● Supplied records:
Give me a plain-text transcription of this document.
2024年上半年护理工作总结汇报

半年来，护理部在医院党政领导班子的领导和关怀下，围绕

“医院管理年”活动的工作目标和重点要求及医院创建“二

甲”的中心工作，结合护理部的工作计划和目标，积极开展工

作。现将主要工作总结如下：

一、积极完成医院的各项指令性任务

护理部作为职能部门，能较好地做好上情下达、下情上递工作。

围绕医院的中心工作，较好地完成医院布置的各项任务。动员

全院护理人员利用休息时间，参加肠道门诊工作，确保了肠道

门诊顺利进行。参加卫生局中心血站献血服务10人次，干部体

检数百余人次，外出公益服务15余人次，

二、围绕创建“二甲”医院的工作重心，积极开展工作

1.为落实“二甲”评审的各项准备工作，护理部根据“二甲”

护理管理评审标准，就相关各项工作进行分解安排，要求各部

● Goal of the exercise: Print all of the data exactly as it was given.

● Exercise solution:
Give me a plain-text transcription of this document.
2024年上半年护理工作总结汇报

半年来，护理部在医院党政领导班子的领导和关怀下，围绕

“医院管理年”活动的工作目标和重点要求及医院创建“二

甲”的中心工作，结合护理部的工作计划和目标，积极开展工

作。现将主要工作总结如下：

一、积极完成医院的各项指令性任务

护理部作为职能部门，能较好地做好上情下达、下情上递工作。

围绕医院的中心工作，较好地完成医院布置的各项任务。动员

全院护理人员利用休息时间，参加肠道门诊工作，确保了肠道

门诊顺利进行。参加卫生局中心血站献血服务10人次，干部体

检数百余人次，外出公益服务15余人次，

二、围绕创建“二甲”医院的工作重心，积极开展工作

1.为落实“二甲”评审的各项准备工作，护理部根据“二甲”

护理管理评审标准，就相关各项工作进行分解安排，要求各部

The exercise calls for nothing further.